**To be done**
Please copy all the lines that follow, word for word.

Extracted records:
* start *

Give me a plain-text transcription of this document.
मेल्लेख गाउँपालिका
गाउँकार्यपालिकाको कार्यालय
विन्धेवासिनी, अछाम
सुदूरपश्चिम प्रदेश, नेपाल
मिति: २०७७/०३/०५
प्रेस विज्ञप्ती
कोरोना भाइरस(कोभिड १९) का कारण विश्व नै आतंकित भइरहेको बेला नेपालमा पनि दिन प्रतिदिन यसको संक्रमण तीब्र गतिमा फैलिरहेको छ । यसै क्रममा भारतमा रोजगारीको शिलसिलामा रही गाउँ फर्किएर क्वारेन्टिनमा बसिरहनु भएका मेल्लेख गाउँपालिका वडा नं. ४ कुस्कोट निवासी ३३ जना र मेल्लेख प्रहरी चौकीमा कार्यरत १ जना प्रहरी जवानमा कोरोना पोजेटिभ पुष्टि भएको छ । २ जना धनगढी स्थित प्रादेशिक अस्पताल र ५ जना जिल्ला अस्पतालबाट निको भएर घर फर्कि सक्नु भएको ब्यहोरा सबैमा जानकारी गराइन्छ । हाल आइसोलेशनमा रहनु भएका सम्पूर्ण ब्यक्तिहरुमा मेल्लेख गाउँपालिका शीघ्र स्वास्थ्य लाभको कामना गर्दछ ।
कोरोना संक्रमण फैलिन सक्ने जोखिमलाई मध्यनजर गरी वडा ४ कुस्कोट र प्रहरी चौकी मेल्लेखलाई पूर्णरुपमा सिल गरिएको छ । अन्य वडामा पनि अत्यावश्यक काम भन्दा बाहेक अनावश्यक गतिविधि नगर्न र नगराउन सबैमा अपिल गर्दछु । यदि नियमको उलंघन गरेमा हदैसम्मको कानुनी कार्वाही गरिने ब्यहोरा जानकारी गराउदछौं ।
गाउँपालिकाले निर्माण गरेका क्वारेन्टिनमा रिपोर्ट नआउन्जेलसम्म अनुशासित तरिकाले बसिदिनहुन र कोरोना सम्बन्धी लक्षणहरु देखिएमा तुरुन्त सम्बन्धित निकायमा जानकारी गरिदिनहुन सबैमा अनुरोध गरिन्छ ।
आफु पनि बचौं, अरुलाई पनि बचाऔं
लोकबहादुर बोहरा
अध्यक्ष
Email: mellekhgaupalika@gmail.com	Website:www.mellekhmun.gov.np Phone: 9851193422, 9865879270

* end *

**Response to this exercise**
Give me a plain-text transcription of this document.
मेल्लेख गाउँपालिका
गाउँकार्यपालिकाको कार्यालय
विन्धेवासिनी, अछाम
सुदूरपश्चिम प्रदेश, नेपाल
मिति: २०७७/०३/०५
प्रेस विज्ञप्ती
कोरोना भाइरस(कोभिड १९) का कारण विश्व नै आतंकित भइरहेको बेला नेपालमा पनि दिन प्रतिदिन यसको संक्रमण तीब्र गतिमा फैलिरहेको छ । यसै क्रममा भारतमा रोजगारीको शिलसिलामा रही गाउँ फर्किएर क्वारेन्टिनमा बसिरहनु भएका मेल्लेख गाउँपालिका वडा नं. ४ कुस्कोट निवासी ३३ जना र मेल्लेख प्रहरी चौकीमा कार्यरत १ जना प्रहरी जवानमा कोरोना पोजेटिभ पुष्टि भएको छ । २ जना धनगढी स्थित प्रादेशिक अस्पताल र ५ जना जिल्ला अस्पतालबाट निको भएर घर फर्कि सक्नु भएको ब्यहोरा सबैमा जानकारी गराइन्छ । हाल आइसोलेशनमा रहनु भएका सम्पूर्ण ब्यक्तिहरुमा मेल्लेख गाउँपालिका शीघ्र स्वास्थ्य लाभको कामना गर्दछ ।
कोरोना संक्रमण फैलिन सक्ने जोखिमलाई मध्यनजर गरी वडा ४ कुस्कोट र प्रहरी चौकी मेल्लेखलाई पूर्णरुपमा सिल गरिएको छ । अन्य वडामा पनि अत्यावश्यक काम भन्दा बाहेक अनावश्यक गतिविधि नगर्न र नगराउन सबैमा अपिल गर्दछु । यदि नियमको उलंघन गरेमा हदैसम्मको कानुनी कार्वाही गरिने ब्यहोरा जानकारी गराउदछौं ।
गाउँपालिकाले निर्माण गरेका क्वारेन्टिनमा रिपोर्ट नआउन्जेलसम्म अनुशासित तरिकाले बसिदिनहुन र कोरोना सम्बन्धी लक्षणहरु देखिएमा तुरुन्त सम्बन्धित निकायमा जानकारी गरिदिनहुन सबैमा अनुरोध गरिन्छ ।
आफु पनि बचौं, अरुलाई पनि बचाऔं
लोकबहादुर बोहरा
अध्यक्ष
Email: mellekhgaupalika@gmail.com	Website:www.mellekhmun.gov.np Phone: 9851193422, 9865879270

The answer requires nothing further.